Carry on the commentary about Putin's new ministry for construction, housing and utilities from the point where it stops.

● **ARTICLE**
********
Utilities and housing have been a problem in Russia throughout Putin’s rule, and something that people feel strongly about since it effects their daily lives and routines.  A rate freeze on domestic utilities has been proposed for next year due to concerns about inflation [http://www.themoscowtimes.com/business/article/sechin-backs-tariff-freeze-and-boasts-40-increase-in-capitalization/486573.html].  By elevating construction, housing and utilities to a ministerial position, Putin seems to be indicating that he understands that this subject is important.  This was emphasized during his first meeting with the new Minister, Mikhail Men [http://www.kremlin.ru/news/19529].

So Putin has just placed the problem of construction, housing, utilities directly in Prime Minister Medvedev’s lap.  So when the newly formed ministry fails to enact real reform (and it will fail), the blame will fall on Medvedev and his government.
********
● **EXTRACTED DATA**

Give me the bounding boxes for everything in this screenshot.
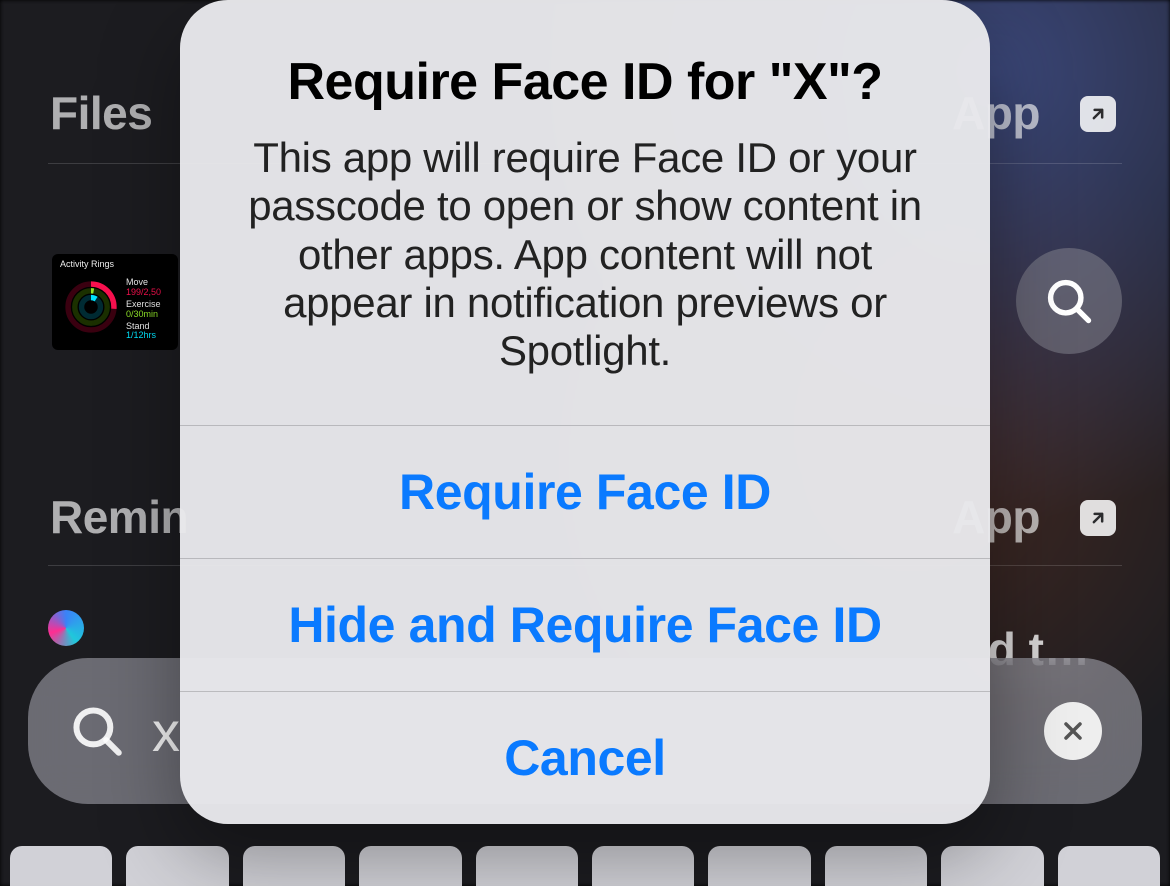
exercise-label: Exercise: [126, 299, 161, 309]
move-label: Move: [126, 277, 148, 287]
keyboard-key[interactable]: [592, 846, 694, 886]
keyboard-key[interactable]: [825, 846, 927, 886]
activity-title: Activity Rings: [60, 260, 170, 270]
close-icon: [1059, 717, 1087, 745]
keyboard-key[interactable]: [1058, 846, 1160, 886]
activity-rings-card[interactable]: Activity Rings Move199/2,50 Exercise0/30…: [52, 254, 178, 350]
sheet-title: Require Face ID for "X"?: [228, 52, 942, 112]
face-id-action-sheet: Require Face ID for "X"? This app will r…: [180, 0, 990, 824]
keyboard-key[interactable]: [10, 846, 112, 886]
cancel-button[interactable]: Cancel: [180, 691, 990, 824]
require-face-id-label: Require Face ID: [399, 463, 771, 521]
keyboard-key[interactable]: [476, 846, 578, 886]
open-app-icon-2[interactable]: [1080, 500, 1116, 536]
hide-and-require-face-id-button[interactable]: Hide and Require Face ID: [180, 558, 990, 691]
exercise-value: 0/30min: [126, 309, 158, 319]
stand-value: 1/12hrs: [126, 330, 156, 340]
section-reminders-label: Remin: [50, 490, 188, 544]
siri-icon: [48, 610, 84, 646]
section-files-label: Files: [50, 86, 152, 140]
open-app-icon[interactable]: [1080, 96, 1116, 132]
keyboard-row[interactable]: [10, 846, 1160, 886]
keyboard-key[interactable]: [708, 846, 810, 886]
stand-label: Stand: [126, 321, 150, 331]
require-face-id-button[interactable]: Require Face ID: [180, 425, 990, 558]
siri-suggestion-chip[interactable]: [48, 610, 84, 646]
keyboard-key[interactable]: [359, 846, 461, 886]
keyboard-key[interactable]: [126, 846, 228, 886]
search-icon: [68, 702, 126, 760]
keyboard-key[interactable]: [243, 846, 345, 886]
clear-search-button[interactable]: [1044, 702, 1102, 760]
spotlight-search-button[interactable]: [1016, 248, 1122, 354]
cancel-label: Cancel: [504, 729, 666, 787]
hide-and-require-label: Hide and Require Face ID: [288, 596, 881, 654]
search-icon: [1043, 275, 1095, 327]
activity-rings-icon: [64, 280, 118, 334]
sheet-message: This app will require Face ID or your pa…: [228, 134, 942, 375]
move-value: 199/2,50: [126, 287, 161, 297]
keyboard-key[interactable]: [941, 846, 1043, 886]
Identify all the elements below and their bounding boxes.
********
● **RESULT OF THIS TASK**
Newly appointed Minister Mikhail Men’s career is filled with holes, but his main claim to fame seems to be his father, the famous Soviet priest Alexander Men, who was assassinated in 1990 [http://en.wikipedia.org/wiki/Alexander_Men].  Mikhail Men was a deputy mayor in Moscow, and then Governor of the Ivanovno region (I am still trying to track down dates on those).  In addition to his political activity, Men [http://en.wikipedia.org/wiki/Michael_Men_Project] is also a professional musician who released a hard-rock album in 2004.  Like Dmitry Medvedev, he is also a fan of Deep Purple.  So the Putin team’s bench is a little longer than we thought, but if all they’re looking for is someone to play seat warmer, they could pick any fan of Deep Purple on the streets of Moscow or any city in Russia.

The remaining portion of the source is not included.